Count every line where "Derechohabientes" shows up, and give that number only.

◆ Extracted data:
** start **

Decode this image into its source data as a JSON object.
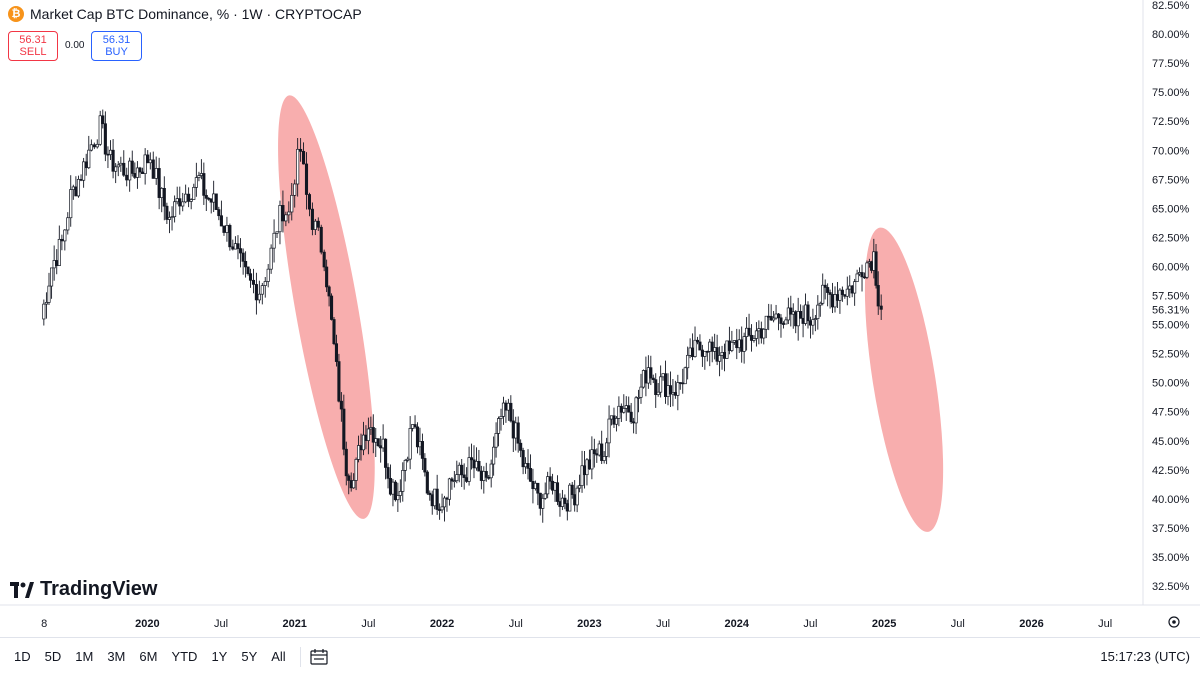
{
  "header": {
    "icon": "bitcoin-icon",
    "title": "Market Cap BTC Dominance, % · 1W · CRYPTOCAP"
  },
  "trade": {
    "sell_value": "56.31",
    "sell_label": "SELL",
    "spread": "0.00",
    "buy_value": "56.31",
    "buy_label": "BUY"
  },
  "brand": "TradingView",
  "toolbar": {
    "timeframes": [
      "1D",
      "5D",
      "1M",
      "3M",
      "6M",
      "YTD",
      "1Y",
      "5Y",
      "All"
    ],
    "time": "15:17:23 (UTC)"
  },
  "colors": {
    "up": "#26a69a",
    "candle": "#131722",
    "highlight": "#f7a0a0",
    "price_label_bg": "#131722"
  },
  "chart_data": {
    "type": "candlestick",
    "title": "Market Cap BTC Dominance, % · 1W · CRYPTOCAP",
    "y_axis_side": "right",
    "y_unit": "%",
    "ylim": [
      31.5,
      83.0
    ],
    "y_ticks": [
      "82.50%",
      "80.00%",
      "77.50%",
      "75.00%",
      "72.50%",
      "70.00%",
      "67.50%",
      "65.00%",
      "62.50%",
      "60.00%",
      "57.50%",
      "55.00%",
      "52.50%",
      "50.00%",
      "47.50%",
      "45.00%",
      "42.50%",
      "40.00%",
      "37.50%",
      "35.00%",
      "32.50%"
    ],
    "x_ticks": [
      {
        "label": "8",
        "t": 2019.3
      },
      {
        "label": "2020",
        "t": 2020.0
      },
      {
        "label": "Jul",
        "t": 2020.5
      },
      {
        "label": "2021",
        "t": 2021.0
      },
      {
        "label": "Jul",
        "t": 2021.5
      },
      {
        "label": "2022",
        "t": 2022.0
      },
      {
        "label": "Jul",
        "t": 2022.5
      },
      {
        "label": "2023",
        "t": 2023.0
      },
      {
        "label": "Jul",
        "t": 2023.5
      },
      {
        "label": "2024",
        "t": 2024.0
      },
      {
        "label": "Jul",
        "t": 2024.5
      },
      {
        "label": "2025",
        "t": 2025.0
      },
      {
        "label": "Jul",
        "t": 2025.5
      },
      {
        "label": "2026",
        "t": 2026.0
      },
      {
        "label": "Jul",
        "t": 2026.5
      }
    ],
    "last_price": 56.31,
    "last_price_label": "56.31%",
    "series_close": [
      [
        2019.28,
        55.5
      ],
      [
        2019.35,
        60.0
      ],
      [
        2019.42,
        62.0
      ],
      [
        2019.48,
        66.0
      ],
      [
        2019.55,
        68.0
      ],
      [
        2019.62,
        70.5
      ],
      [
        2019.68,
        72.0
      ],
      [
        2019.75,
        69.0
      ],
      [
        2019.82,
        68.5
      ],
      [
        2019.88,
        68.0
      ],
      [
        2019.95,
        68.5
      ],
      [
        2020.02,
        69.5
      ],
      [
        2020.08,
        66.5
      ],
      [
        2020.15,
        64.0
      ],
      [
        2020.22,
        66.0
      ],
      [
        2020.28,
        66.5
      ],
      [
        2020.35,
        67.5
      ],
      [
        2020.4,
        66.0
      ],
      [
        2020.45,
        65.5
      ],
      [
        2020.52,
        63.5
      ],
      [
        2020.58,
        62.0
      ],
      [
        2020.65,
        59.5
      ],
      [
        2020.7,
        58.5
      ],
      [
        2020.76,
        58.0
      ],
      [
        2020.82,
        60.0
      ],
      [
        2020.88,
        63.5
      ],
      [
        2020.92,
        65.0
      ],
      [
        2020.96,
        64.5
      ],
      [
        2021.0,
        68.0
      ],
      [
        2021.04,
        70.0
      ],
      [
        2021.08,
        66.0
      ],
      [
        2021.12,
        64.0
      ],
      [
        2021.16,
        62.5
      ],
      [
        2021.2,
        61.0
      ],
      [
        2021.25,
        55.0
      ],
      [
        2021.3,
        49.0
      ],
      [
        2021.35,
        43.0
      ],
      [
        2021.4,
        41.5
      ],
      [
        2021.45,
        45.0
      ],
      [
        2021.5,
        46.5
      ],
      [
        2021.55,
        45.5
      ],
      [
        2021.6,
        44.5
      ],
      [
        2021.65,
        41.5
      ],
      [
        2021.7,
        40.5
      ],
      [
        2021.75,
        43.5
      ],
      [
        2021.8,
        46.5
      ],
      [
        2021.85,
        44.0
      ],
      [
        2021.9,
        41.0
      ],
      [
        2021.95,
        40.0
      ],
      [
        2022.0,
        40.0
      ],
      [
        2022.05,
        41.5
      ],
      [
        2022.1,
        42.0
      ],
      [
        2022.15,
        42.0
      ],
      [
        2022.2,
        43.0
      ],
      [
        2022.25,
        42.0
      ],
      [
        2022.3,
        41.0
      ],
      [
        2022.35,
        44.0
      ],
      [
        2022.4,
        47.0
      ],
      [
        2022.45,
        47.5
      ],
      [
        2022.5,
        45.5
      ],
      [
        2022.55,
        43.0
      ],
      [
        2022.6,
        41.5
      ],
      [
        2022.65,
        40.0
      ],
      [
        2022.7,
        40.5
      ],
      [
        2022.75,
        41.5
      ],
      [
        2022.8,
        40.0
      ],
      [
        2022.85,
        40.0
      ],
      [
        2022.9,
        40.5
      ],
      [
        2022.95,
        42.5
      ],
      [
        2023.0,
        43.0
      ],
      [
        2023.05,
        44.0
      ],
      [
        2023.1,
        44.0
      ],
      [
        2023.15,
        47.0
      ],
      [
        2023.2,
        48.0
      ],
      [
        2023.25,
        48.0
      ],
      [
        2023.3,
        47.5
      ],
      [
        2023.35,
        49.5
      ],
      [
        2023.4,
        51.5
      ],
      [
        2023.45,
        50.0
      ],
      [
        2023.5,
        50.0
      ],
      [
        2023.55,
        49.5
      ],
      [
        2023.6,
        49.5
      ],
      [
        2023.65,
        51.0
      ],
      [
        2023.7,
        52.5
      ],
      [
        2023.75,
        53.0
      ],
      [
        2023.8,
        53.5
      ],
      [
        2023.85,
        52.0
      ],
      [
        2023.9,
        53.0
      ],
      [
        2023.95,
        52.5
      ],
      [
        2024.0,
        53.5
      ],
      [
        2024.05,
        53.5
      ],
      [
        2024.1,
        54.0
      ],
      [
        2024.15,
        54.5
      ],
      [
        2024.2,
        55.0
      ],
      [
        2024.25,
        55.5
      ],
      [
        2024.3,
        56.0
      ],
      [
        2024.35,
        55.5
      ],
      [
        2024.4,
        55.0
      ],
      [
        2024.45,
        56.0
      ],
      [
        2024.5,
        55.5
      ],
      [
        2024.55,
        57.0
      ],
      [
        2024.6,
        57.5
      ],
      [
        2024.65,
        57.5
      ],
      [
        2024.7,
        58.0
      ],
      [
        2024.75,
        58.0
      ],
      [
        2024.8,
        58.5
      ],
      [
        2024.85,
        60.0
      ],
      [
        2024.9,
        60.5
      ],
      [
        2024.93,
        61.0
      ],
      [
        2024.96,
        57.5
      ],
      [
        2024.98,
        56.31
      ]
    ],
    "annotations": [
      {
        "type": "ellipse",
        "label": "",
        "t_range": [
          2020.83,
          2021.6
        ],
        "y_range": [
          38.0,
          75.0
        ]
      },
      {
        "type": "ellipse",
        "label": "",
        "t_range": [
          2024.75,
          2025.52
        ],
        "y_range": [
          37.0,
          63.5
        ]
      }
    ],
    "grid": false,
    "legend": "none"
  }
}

** end **
** start **

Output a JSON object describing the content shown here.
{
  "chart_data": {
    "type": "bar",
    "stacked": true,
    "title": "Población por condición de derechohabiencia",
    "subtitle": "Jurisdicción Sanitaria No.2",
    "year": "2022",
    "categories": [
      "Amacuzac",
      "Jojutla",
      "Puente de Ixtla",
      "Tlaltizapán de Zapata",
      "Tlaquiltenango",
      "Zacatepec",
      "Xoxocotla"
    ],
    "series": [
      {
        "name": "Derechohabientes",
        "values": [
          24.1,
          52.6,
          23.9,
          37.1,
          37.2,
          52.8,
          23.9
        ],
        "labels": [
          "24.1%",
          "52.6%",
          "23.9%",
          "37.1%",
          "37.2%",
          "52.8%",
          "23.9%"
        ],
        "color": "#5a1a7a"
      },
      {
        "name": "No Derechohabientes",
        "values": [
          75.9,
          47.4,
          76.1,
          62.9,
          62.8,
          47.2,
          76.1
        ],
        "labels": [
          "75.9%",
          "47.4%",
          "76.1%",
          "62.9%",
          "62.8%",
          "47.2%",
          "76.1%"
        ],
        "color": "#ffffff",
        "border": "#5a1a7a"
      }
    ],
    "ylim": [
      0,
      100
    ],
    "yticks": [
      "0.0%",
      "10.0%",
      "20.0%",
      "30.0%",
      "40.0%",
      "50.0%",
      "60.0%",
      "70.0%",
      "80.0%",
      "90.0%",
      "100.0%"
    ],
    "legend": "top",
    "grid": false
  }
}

** end **

◆ Solution for this problem: 2